[Collected data]
......

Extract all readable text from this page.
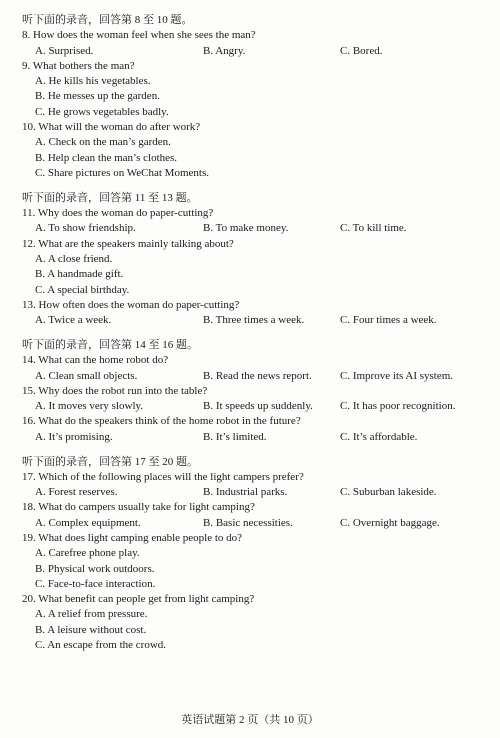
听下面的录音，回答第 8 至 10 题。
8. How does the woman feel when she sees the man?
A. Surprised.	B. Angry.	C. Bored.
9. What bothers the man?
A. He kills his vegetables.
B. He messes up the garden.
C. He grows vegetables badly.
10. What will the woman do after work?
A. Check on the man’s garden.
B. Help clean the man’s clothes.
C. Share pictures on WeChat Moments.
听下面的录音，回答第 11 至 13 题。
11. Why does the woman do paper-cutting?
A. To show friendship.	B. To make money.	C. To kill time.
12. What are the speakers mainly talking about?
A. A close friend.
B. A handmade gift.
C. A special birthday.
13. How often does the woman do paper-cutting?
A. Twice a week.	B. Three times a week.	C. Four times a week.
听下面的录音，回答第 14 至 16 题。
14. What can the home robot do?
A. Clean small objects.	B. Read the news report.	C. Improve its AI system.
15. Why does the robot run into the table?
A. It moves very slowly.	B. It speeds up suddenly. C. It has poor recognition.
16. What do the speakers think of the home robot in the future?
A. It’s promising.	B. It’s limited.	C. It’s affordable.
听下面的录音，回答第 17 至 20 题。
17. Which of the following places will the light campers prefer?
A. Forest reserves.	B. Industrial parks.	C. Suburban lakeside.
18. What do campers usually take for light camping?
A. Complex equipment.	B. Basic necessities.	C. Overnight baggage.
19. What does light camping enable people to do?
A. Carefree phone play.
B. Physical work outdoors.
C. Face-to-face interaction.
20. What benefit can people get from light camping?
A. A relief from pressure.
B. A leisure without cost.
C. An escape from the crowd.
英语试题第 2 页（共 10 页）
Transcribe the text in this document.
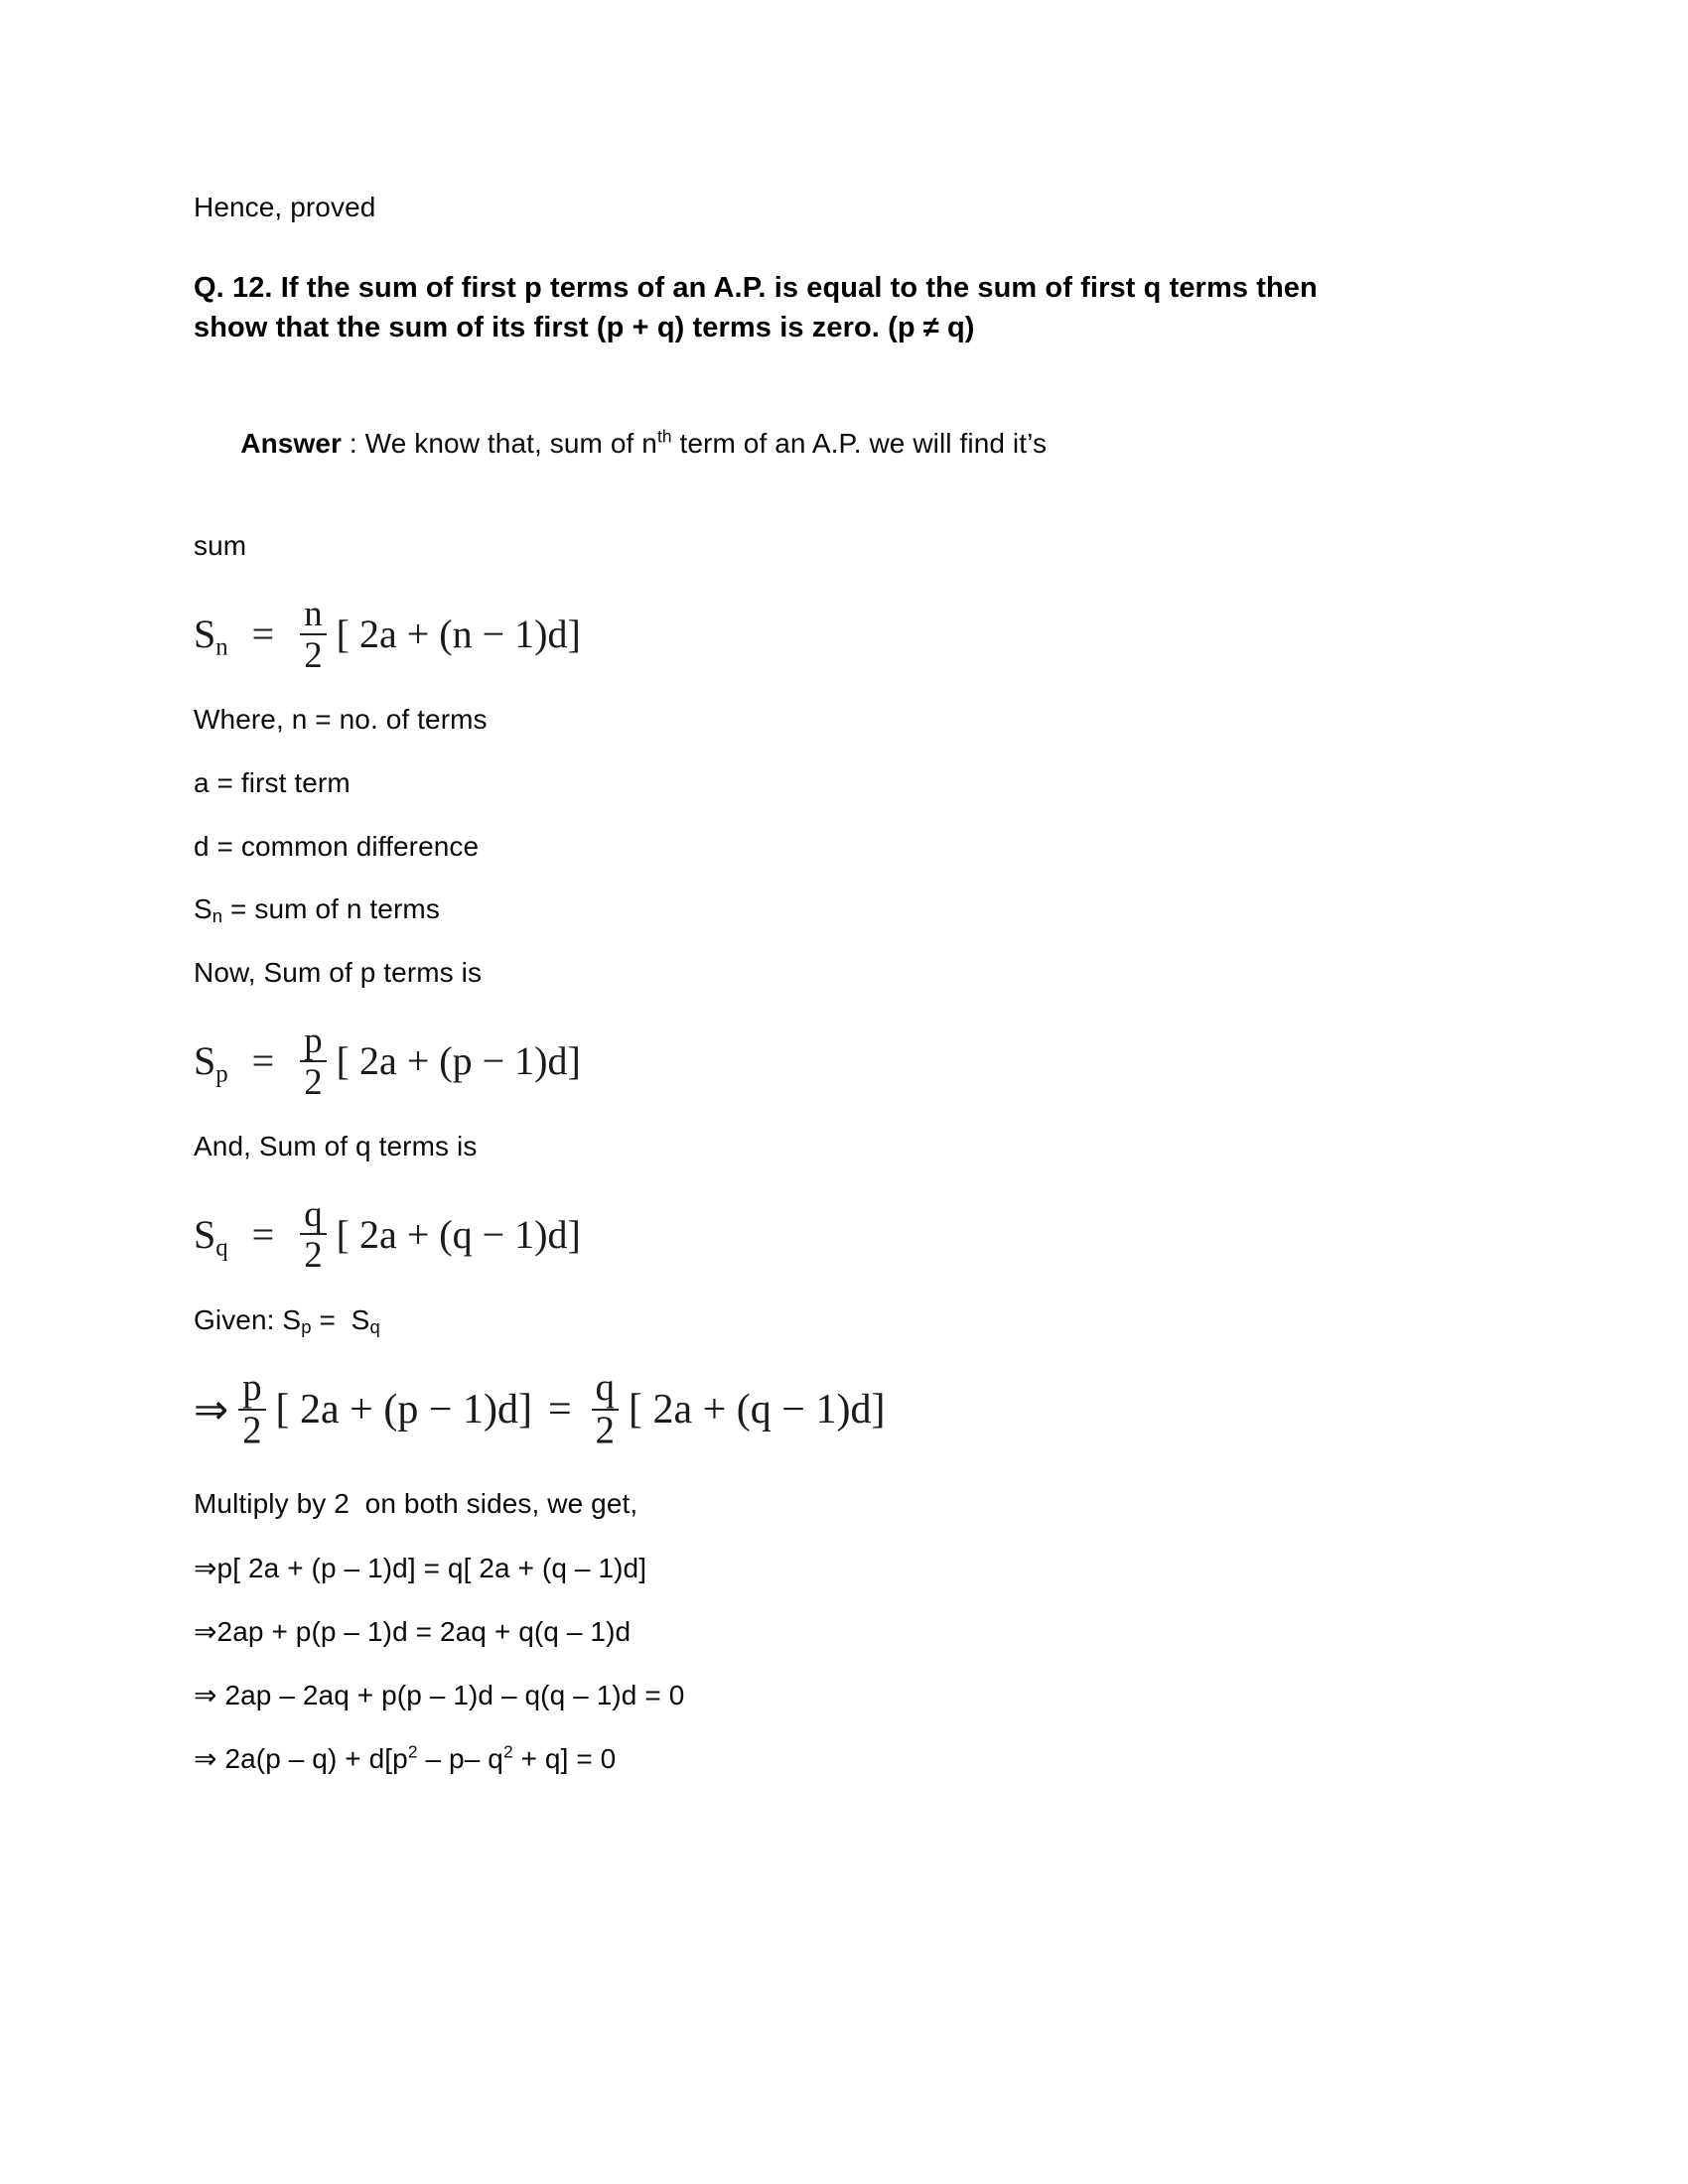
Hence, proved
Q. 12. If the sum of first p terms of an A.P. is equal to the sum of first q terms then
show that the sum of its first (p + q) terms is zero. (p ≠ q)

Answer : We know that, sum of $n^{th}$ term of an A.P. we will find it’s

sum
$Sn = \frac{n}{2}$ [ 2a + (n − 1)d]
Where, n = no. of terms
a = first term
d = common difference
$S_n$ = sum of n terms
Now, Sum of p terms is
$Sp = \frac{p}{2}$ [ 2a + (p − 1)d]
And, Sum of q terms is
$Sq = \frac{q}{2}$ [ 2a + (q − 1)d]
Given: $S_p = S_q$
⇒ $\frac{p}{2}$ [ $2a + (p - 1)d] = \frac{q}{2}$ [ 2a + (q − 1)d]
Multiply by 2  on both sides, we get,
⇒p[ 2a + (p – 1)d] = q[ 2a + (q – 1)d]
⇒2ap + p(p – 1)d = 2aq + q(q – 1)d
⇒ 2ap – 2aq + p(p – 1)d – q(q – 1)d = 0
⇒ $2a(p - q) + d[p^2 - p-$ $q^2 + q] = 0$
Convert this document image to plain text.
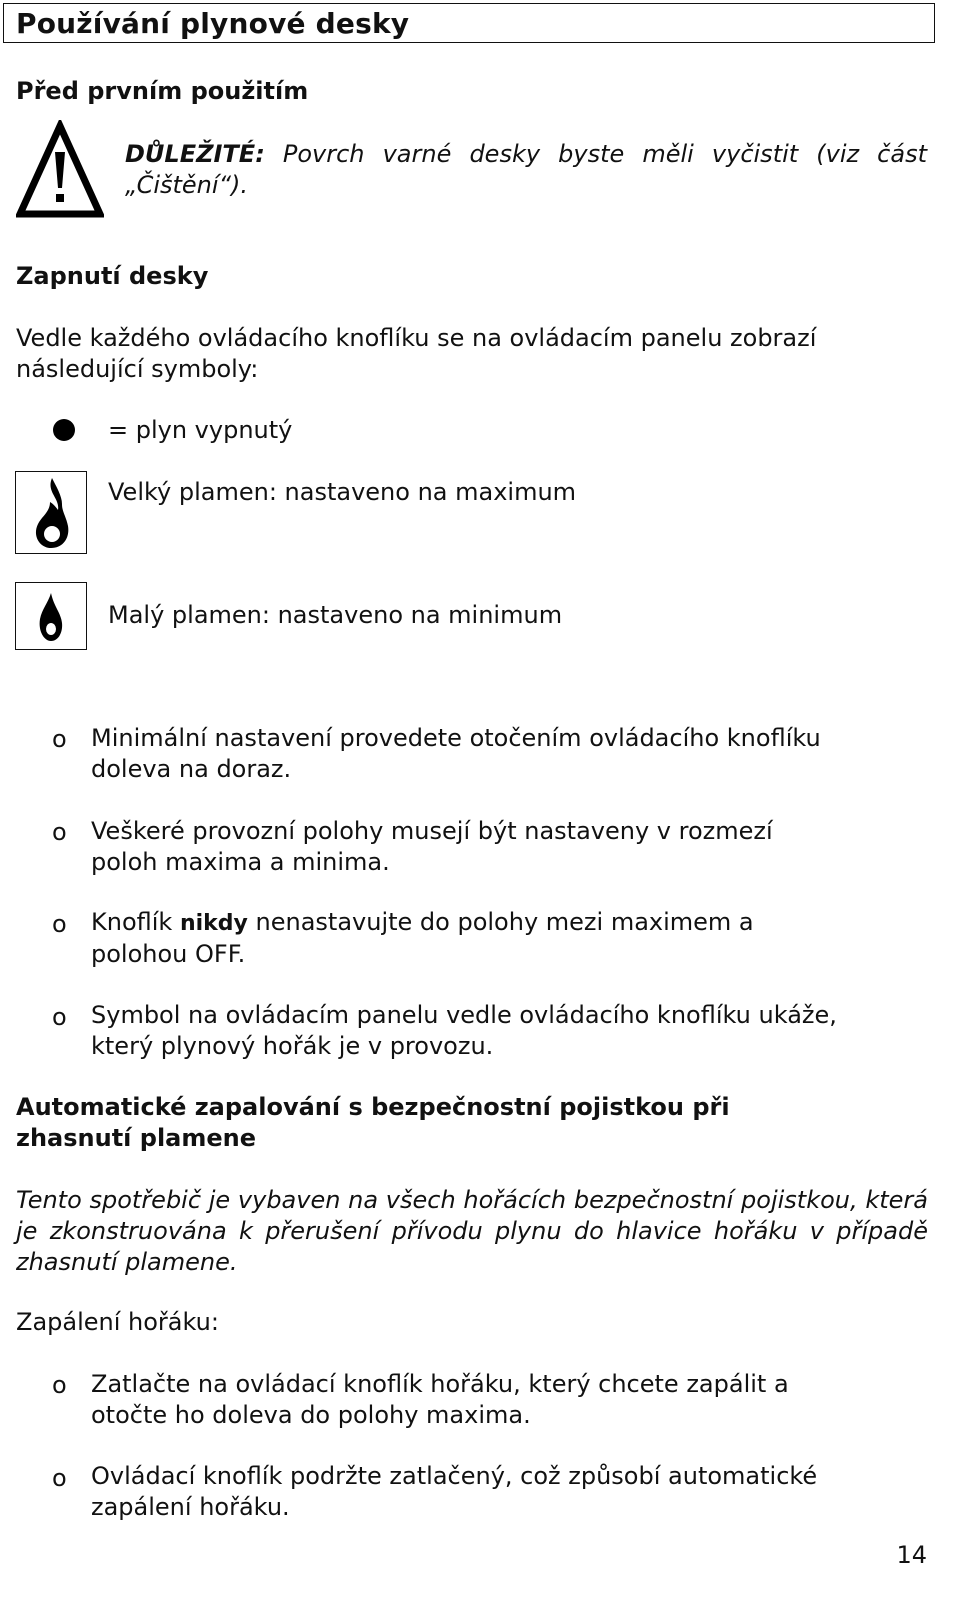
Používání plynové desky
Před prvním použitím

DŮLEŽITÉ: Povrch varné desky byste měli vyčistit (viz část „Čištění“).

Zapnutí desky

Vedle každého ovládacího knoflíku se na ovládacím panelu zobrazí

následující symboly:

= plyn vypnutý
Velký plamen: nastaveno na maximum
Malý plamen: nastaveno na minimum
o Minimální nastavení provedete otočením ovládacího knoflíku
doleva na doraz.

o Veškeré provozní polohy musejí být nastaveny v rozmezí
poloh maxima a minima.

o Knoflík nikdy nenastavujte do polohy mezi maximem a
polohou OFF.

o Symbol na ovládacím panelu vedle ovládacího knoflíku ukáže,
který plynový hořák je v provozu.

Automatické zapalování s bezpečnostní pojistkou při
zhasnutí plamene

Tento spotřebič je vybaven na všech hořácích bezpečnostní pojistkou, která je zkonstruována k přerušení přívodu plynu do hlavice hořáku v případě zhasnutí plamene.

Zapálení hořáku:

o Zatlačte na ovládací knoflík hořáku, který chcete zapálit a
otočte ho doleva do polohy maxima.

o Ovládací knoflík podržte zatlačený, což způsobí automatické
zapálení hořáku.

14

......

• [Written problem] Quote the data above in full and without alteration; skip the pictures.

• [Solved exercise]
Extract all readable text from this page.
听下面的录音，回答第 8 至 10 题。
8. How does the woman feel when she sees the man?
A. Surprised.	B. Angry.	C. Bored.
9. What bothers the man?
A. He kills his vegetables.
B. He messes up the garden.
C. He grows vegetables badly.
10. What will the woman do after work?
A. Check on the man’s garden.
B. Help clean the man’s clothes.
C. Share pictures on WeChat Moments.
听下面的录音，回答第 11 至 13 题。
11. Why does the woman do paper-cutting?
A. To show friendship.	B. To make money.	C. To kill time.
12. What are the speakers mainly talking about?
A. A close friend.
B. A handmade gift.
C. A special birthday.
13. How often does the woman do paper-cutting?
A. Twice a week.	B. Three times a week.	C. Four times a week.
听下面的录音，回答第 14 至 16 题。
14. What can the home robot do?
A. Clean small objects.	B. Read the news report.	C. Improve its AI system.
15. Why does the robot run into the table?
A. It moves very slowly.	B. It speeds up suddenly. C. It has poor recognition.
16. What do the speakers think of the home robot in the future?
A. It’s promising.	B. It’s limited.	C. It’s affordable.
听下面的录音，回答第 17 至 20 题。
17. Which of the following places will the light campers prefer?
A. Forest reserves.	B. Industrial parks.	C. Suburban lakeside.
18. What do campers usually take for light camping?
A. Complex equipment.	B. Basic necessities.	C. Overnight baggage.
19. What does light camping enable people to do?
A. Carefree phone play.
B. Physical work outdoors.
C. Face-to-face interaction.
20. What benefit can people get from light camping?
A. A relief from pressure.
B. A leisure without cost.
C. An escape from the crowd.
英语试题第 2 页（共 10 页）
Transcribe the text in this document.
Hence, proved
Q. 12. If the sum of first p terms of an A.P. is equal to the sum of first q terms then
show that the sum of its first (p + q) terms is zero. (p ≠ q)

Answer : We know that, sum of $n^{th}$ term of an A.P. we will find it’s

sum
$Sn = \frac{n}{2}$ [ 2a + (n − 1)d]
Where, n = no. of terms
a = first term
d = common difference
$S_n$ = sum of n terms
Now, Sum of p terms is
$Sp = \frac{p}{2}$ [ 2a + (p − 1)d]
And, Sum of q terms is
$Sq = \frac{q}{2}$ [ 2a + (q − 1)d]
Given: $S_p = S_q$
⇒ $\frac{p}{2}$ [ $2a + (p - 1)d] = \frac{q}{2}$ [ 2a + (q − 1)d]
Multiply by 2  on both sides, we get,
⇒p[ 2a + (p – 1)d] = q[ 2a + (q – 1)d]
⇒2ap + p(p – 1)d = 2aq + q(q – 1)d
⇒ 2ap – 2aq + p(p – 1)d – q(q – 1)d = 0
⇒ $2a(p - q) + d[p^2 - p-$ $q^2 + q] = 0$
Convert this document image to plain text.
Používání plynové desky
Před prvním použitím

DŮLEŽITÉ: Povrch varné desky byste měli vyčistit (viz část „Čištění“).

Zapnutí desky

Vedle každého ovládacího knoflíku se na ovládacím panelu zobrazí

následující symboly:

= plyn vypnutý
Velký plamen: nastaveno na maximum
Malý plamen: nastaveno na minimum
o Minimální nastavení provedete otočením ovládacího knoflíku
doleva na doraz.

o Veškeré provozní polohy musejí být nastaveny v rozmezí
poloh maxima a minima.

o Knoflík nikdy nenastavujte do polohy mezi maximem a
polohou OFF.

o Symbol na ovládacím panelu vedle ovládacího knoflíku ukáže,
který plynový hořák je v provozu.

Automatické zapalování s bezpečnostní pojistkou při
zhasnutí plamene

Tento spotřebič je vybaven na všech hořácích bezpečnostní pojistkou, která je zkonstruována k přerušení přívodu plynu do hlavice hořáku v případě zhasnutí plamene.

Zapálení hořáku:

o Zatlačte na ovládací knoflík hořáku, který chcete zapálit a
otočte ho doleva do polohy maxima.

o Ovládací knoflík podržte zatlačený, což způsobí automatické
zapálení hořáku.

14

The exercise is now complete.